*Given instruction*
Retype the complete listing exactly as it appears.

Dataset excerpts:
[Begin]
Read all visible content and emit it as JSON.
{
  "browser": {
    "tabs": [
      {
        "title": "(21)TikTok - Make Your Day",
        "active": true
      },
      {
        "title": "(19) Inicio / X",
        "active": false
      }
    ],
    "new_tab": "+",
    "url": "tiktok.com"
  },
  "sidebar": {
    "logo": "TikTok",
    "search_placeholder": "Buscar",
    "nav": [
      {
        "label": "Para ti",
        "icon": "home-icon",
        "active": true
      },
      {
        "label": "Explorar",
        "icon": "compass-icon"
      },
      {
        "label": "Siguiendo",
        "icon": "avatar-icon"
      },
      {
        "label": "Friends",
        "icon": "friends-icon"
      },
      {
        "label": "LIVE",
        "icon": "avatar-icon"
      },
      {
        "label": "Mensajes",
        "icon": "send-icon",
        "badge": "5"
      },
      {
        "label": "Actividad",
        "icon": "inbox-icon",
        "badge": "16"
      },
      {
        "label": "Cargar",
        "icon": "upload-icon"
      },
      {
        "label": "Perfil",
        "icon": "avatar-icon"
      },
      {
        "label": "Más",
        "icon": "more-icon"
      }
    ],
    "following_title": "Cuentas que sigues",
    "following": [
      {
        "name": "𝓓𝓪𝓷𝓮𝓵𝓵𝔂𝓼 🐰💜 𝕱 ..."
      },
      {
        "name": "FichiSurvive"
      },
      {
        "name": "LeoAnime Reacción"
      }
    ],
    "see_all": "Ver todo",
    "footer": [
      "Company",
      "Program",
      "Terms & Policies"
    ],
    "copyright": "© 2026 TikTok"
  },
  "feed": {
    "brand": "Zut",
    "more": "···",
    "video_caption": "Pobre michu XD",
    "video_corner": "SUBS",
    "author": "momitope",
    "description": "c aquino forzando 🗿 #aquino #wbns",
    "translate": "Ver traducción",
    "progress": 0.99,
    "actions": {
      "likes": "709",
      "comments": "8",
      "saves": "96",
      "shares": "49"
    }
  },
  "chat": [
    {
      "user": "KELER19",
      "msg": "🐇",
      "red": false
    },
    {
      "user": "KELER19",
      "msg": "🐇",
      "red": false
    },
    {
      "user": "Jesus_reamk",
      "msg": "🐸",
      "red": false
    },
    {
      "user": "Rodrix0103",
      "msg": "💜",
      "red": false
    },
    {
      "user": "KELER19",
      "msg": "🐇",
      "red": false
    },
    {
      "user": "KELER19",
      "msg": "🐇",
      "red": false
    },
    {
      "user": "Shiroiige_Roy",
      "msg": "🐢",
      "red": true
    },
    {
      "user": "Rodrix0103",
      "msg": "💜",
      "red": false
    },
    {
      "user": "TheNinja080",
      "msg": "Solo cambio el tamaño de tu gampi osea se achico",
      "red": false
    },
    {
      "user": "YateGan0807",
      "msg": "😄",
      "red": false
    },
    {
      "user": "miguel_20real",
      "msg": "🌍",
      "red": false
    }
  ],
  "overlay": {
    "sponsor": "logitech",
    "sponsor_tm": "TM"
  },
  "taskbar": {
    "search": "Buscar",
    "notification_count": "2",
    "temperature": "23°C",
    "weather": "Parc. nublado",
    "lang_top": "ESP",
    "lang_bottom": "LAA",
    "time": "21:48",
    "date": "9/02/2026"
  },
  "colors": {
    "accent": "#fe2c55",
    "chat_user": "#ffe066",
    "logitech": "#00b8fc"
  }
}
[End]
*Result of this task*
Read all visible content and emit it as JSON.
{
  "browser": {
    "tabs": [
      {
        "title": "(21)TikTok - Make Your Day",
        "active": true
      },
      {
        "title": "(19) Inicio / X",
        "active": false
      }
    ],
    "new_tab": "+",
    "url": "tiktok.com"
  },
  "sidebar": {
    "logo": "TikTok",
    "search_placeholder": "Buscar",
    "nav": [
      {
        "label": "Para ti",
        "icon": "home-icon",
        "active": true
      },
      {
        "label": "Explorar",
        "icon": "compass-icon"
      },
      {
        "label": "Siguiendo",
        "icon": "avatar-icon"
      },
      {
        "label": "Friends",
        "icon": "friends-icon"
      },
      {
        "label": "LIVE",
        "icon": "avatar-icon"
      },
      {
        "label": "Mensajes",
        "icon": "send-icon",
        "badge": "5"
      },
      {
        "label": "Actividad",
        "icon": "inbox-icon",
        "badge": "16"
      },
      {
        "label": "Cargar",
        "icon": "upload-icon"
      },
      {
        "label": "Perfil",
        "icon": "avatar-icon"
      },
      {
        "label": "Más",
        "icon": "more-icon"
      }
    ],
    "following_title": "Cuentas que sigues",
    "following": [
      {
        "name": "𝓓𝓪𝓷𝓮𝓵𝓵𝔂𝓼 🐰💜 𝕱 ..."
      },
      {
        "name": "FichiSurvive"
      },
      {
        "name": "LeoAnime Reacción"
      }
    ],
    "see_all": "Ver todo",
    "footer": [
      "Company",
      "Program",
      "Terms & Policies"
    ],
    "copyright": "© 2026 TikTok"
  },
  "feed": {
    "brand": "Zut",
    "more": "···",
    "video_caption": "Pobre michu XD",
    "video_corner": "SUBS",
    "author": "momitope",
    "description": "c aquino forzando 🗿 #aquino #wbns",
    "translate": "Ver traducción",
    "progress": 0.99,
    "actions": {
      "likes": "709",
      "comments": "8",
      "saves": "96",
      "shares": "49"
    }
  },
  "chat": [
    {
      "user": "KELER19",
      "msg": "🐇",
      "red": false
    },
    {
      "user": "KELER19",
      "msg": "🐇",
      "red": false
    },
    {
      "user": "Jesus_reamk",
      "msg": "🐸",
      "red": false
    },
    {
      "user": "Rodrix0103",
      "msg": "💜",
      "red": false
    },
    {
      "user": "KELER19",
      "msg": "🐇",
      "red": false
    },
    {
      "user": "KELER19",
      "msg": "🐇",
      "red": false
    },
    {
      "user": "Shiroiige_Roy",
      "msg": "🐢",
      "red": true
    },
    {
      "user": "Rodrix0103",
      "msg": "💜",
      "red": false
    },
    {
      "user": "TheNinja080",
      "msg": "Solo cambio el tamaño de tu gampi osea se achico",
      "red": false
    },
    {
      "user": "YateGan0807",
      "msg": "😄",
      "red": false
    },
    {
      "user": "miguel_20real",
      "msg": "🌍",
      "red": false
    }
  ],
  "overlay": {
    "sponsor": "logitech",
    "sponsor_tm": "TM"
  },
  "taskbar": {
    "search": "Buscar",
    "notification_count": "2",
    "temperature": "23°C",
    "weather": "Parc. nublado",
    "lang_top": "ESP",
    "lang_bottom": "LAA",
    "time": "21:48",
    "date": "9/02/2026"
  },
  "colors": {
    "accent": "#fe2c55",
    "chat_user": "#ffe066",
    "logitech": "#00b8fc"
  }
}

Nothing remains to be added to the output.